* [Written instruction]
Every line below that contains "KHCO₃" is to be copied.

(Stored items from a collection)
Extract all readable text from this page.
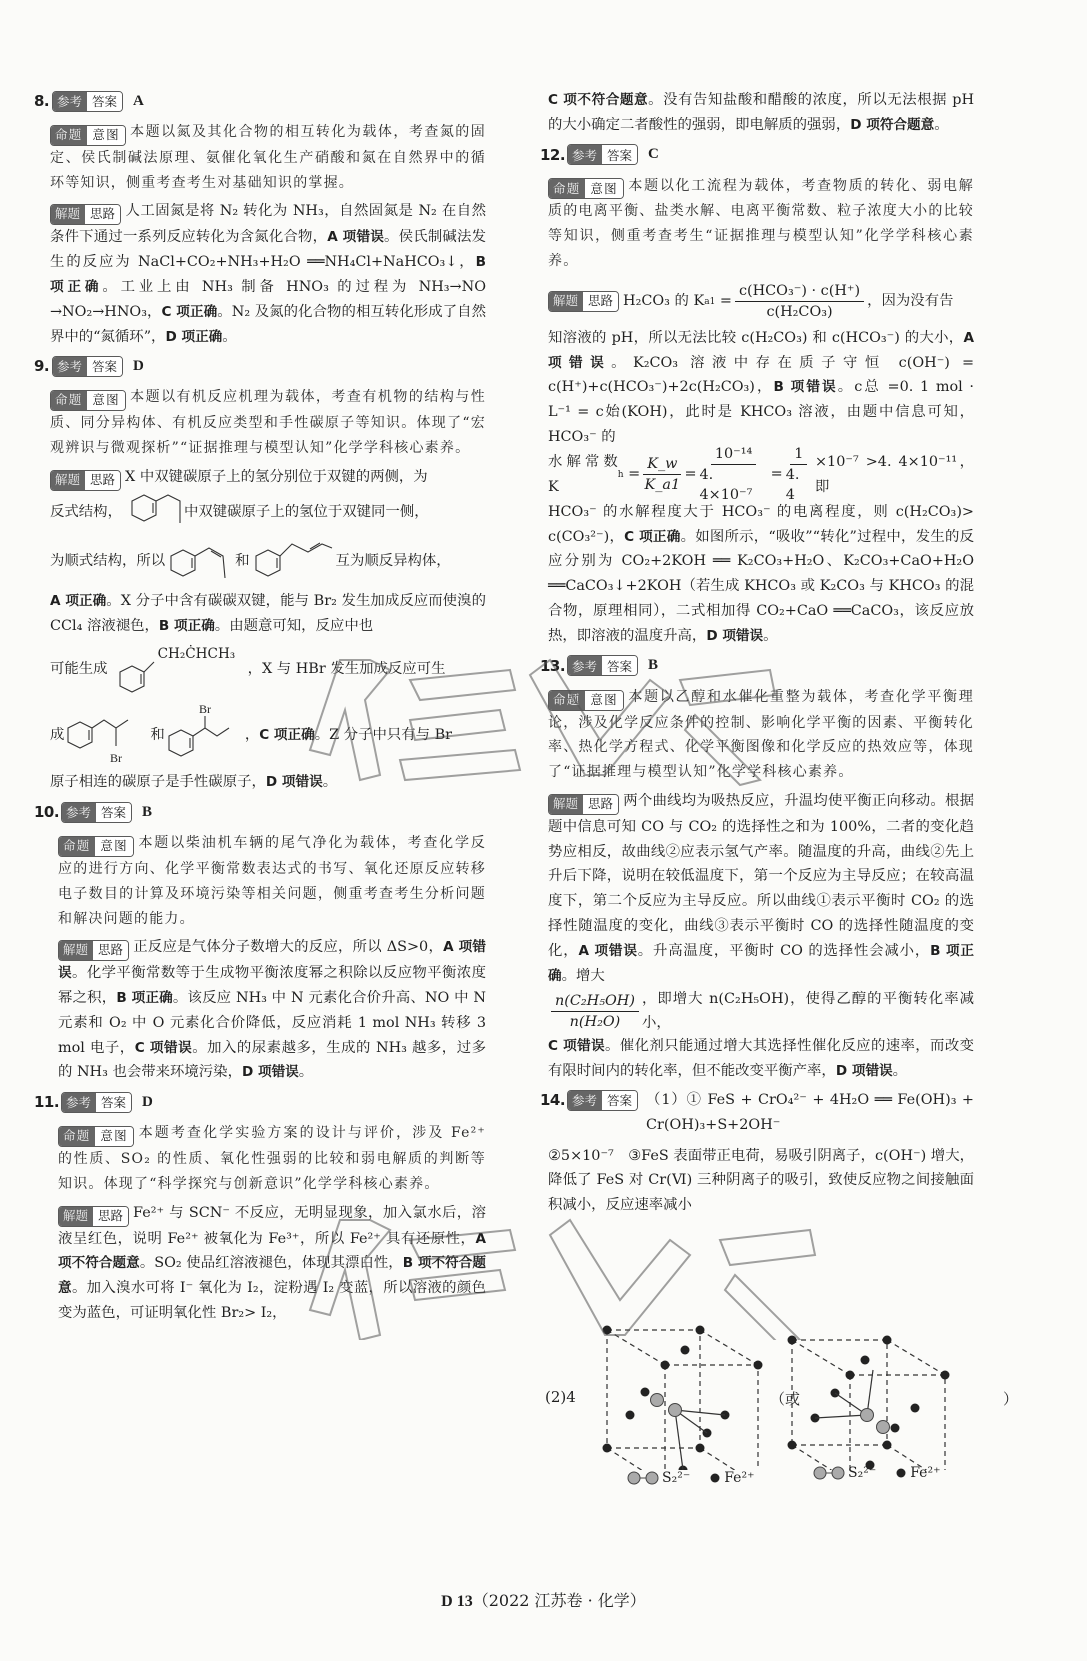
8. 参考 答案	A
命题 意图 本题以氮及其化合物的相互转化为载体，考查氮的固定、侯氏制碱法原理、氨催化氧化生产硝酸和氮在自然界中的循环等知识，侧重考查考生对基础知识的掌握。
解题 思路 人工固氮是将 N₂ 转化为 NH₃，自然固氮是 N₂ 在自然条件下通过一系列反应转化为含氮化合物，A 项错误。侯氏制碱法发生的反应为 NaCl+CO₂+NH₃+H₂O ══NH₄Cl+NaHCO₃↓，B 项正确。工业上由 NH₃ 制备 HNO₃ 的过程为 NH₃→NO →NO₂→HNO₃，C 项正确。N₂ 及氮的化合物的相互转化形成了自然界中的“氮循环”，D 项正确。
9. 参考 答案	D
命题 意图 本题以有机反应机理为载体，考查有机物的结构与性质、同分异构体、有机反应类型和手性碳原子等知识。体现了“宏观辨识与微观探析”“证据推理与模型认知”化学学科核心素养。
解题 思路 X 中双键碳原子上的氢分别位于双键的两侧，为
反式结构，	中双键碳原子上的氢位于双键同一侧，
为顺式结构，所以	和	互为顺反异构体，
A 项正确。X 分子中含有碳碳双键，能与 Br₂ 发生加成反应而使溴的 CCl₄ 溶液褪色，B 项正确。由题意可知，反应中也
可能生成
CH₂ĊHCH₃
，X 与 HBr 发生加成反应可生
成
Br
和
Br
， C 项正确 。Z 分子中只有与 Br
原子相连的碳原子是手性碳原子，D 项错误。
10. 参考 答案	B
命题 意图 本题以柴油机车辆的尾气净化为载体，考查化学反应的进行方向、化学平衡常数表达式的书写、氧化还原反应转移电子数目的计算及环境污染等相关问题，侧重考查考生分析问题和解决问题的能力。
解题 思路 正反应是气体分子数增大的反应，所以 ΔS>0，A 项错误。化学平衡常数等于生成物平衡浓度幂之积除以反应物平衡浓度幂之积，B 项正确。该反应 NH₃ 中 N 元素化合价升高、NO 中 N 元素和 O₂ 中 O 元素化合价降低，反应消耗 1 mol NH₃ 转移 3 mol 电子，C 项错误。加入的尿素越多，生成的 NH₃ 越多，过多的 NH₃ 也会带来环境污染，D 项错误。
11. 参考 答案	D
命题 意图 本题考查化学实验方案的设计与评价，涉及 Fe²⁺ 的性质、SO₂ 的性质、氧化性强弱的比较和弱电解质的判断等知识。体现了“科学探究与创新意识”化学学科核心素养。
解题 思路 Fe²⁺ 与 SCN⁻ 不反应，无明显现象，加入氯水后，溶液呈红色，说明 Fe²⁺ 被氧化为 Fe³⁺，所以 Fe²⁺ 具有还原性，A 项不符合题意。SO₂ 使品红溶液褪色，体现其漂白性，B 项不符合题意。加入溴水可将 I⁻ 氧化为 I₂，淀粉遇 I₂ 变蓝，所以溶液的颜色变为蓝色，可证明氧化性 Br₂> I₂，
C 项不符合题意。没有告知盐酸和醋酸的浓度，所以无法根据 pH 的大小确定二者酸性的强弱，即电解质的强弱，D 项符合题意。
12. 参考 答案	C
命题 意图 本题以化工流程为载体，考查物质的转化、弱电解质的电离平衡、盐类水解、电离平衡常数、粒子浓度大小的比较等知识，侧重考查考生“证据推理与模型认知”化学学科核心素养。
解题 思路 H₂CO₃ 的 K $a1 = \frac{\text{c(HCO₃⁻) · c(H⁺)}}{\text{c(H₂CO₃)}}$ ，因为没有告
知溶液的 pH，所以无法比较 c(H₂CO₃) 和 c(HCO₃⁻) 的大小，A 项错误。K₂CO₃ 溶液中存在质子守恒 c(OH⁻) = c(H⁺)+c(HCO₃⁻)+2c(H₂CO₃)，B 项错误。c总 =0. 1 mol · L⁻¹ = c始(KOH)，此时是 KHCO₃ 溶液，由题中信息可知，HCO₃⁻ 的
水解常数 K
$h = \frac{K\_w}{K\_a1} = \frac{\text{10⁻¹⁴}}{\text{4. 4×10⁻⁷}} = \frac{1}{4. 4} \times 10^{-7} >4$. 4×10⁻¹¹，即
HCO₃⁻ 的水解程度大于 HCO₃⁻ 的电离程度，则 c(H₂CO₃)> c(CO₃²⁻)，C 项正确。如图所示，“吸收”“转化”过程中，发生的反应分别为 CO₂+2KOH ══ K₂CO₃+H₂O、K₂CO₃+CaO+H₂O ══CaCO₃↓+2KOH（若生成 KHCO₃ 或 K₂CO₃ 与 KHCO₃ 的混合物，原理相同），二式相加得 CO₂+CaO ══CaCO₃，该反应放热，即溶液的温度升高，D 项错误。
13. 参考 答案	B
命题 意图 本题以乙醇和水催化重整为载体，考查化学平衡理论，涉及化学反应条件的控制、影响化学平衡的因素、平衡转化率、热化学方程式、化学平衡图像和化学反应的热效应等，体现了“证据推理与模型认知”化学学科核心素养。
解题 思路 两个曲线均为吸热反应，升温均使平衡正向移动。根据题中信息可知 CO 与 CO₂ 的选择性之和为 100%，二者的变化趋势应相反，故曲线②应表示氢气产率。随温度的升高，曲线②先上升后下降，说明在较低温度下，第一个反应为主导反应；在较高温度下，第二个反应为主导反应。所以曲线①表示平衡时 CO₂ 的选择性随温度的变化，曲线③表示平衡时 CO 的选择性随温度的变化，A 项错误。升高温度，平衡时 CO 的选择性会减小，B 项正确。增大
$\frac{\text{n(C₂H₅OH)}}{\text{n(H₂O)}}$ ，即增大 n(C₂H₅OH)，使得乙醇的平衡转化率减小，
C 项错误。催化剂只能通过增大其选择性催化反应的速率，而改变有限时间内的转化率，但不能改变平衡产率，D 项错误。
14. 参考 答案 （1）① FeS + CrO₄²⁻ + 4H₂O ══ Fe(OH)₃ + Cr(OH)₃+S+2OH⁻
②5×10⁻⁷　③FeS 表面带正电荷，易吸引阴离子，c(OH⁻) 增大，降低了 FeS 对 Cr(Ⅵ) 三种阴离子的吸引，致使反应物之间接触面积减小，反应速率减小
(2)4	（或	）
S₂²⁻ Fe²⁺	S₂²⁻ Fe²⁺
D 13（2022 江苏卷 · 化学）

* [Task answer]
知溶液的 pH，所以无法比较 c(H₂CO₃) 和 c(HCO₃⁻) 的大小，A 项错误。K₂CO₃ 溶液中存在质子守恒 c(OH⁻) = c(H⁺)+c(HCO₃⁻)+2c(H₂CO₃)，B 项错误。c总 =0. 1 mol · L⁻¹ = c始(KOH)，此时是 KHCO₃ 溶液，由题中信息可知，HCO₃⁻ 的
HCO₃⁻ 的水解程度大于 HCO₃⁻ 的电离程度，则 c(H₂CO₃)> c(CO₃²⁻)，C 项正确。如图所示，“吸收”“转化”过程中，发生的反应分别为 CO₂+2KOH ══ K₂CO₃+H₂O、K₂CO₃+CaO+H₂O ══CaCO₃↓+2KOH（若生成 KHCO₃ 或 K₂CO₃ 与 KHCO₃ 的混合物，原理相同），二式相加得 CO₂+CaO ══CaCO₃，该反应放热，即溶液的温度升高，D 项错误。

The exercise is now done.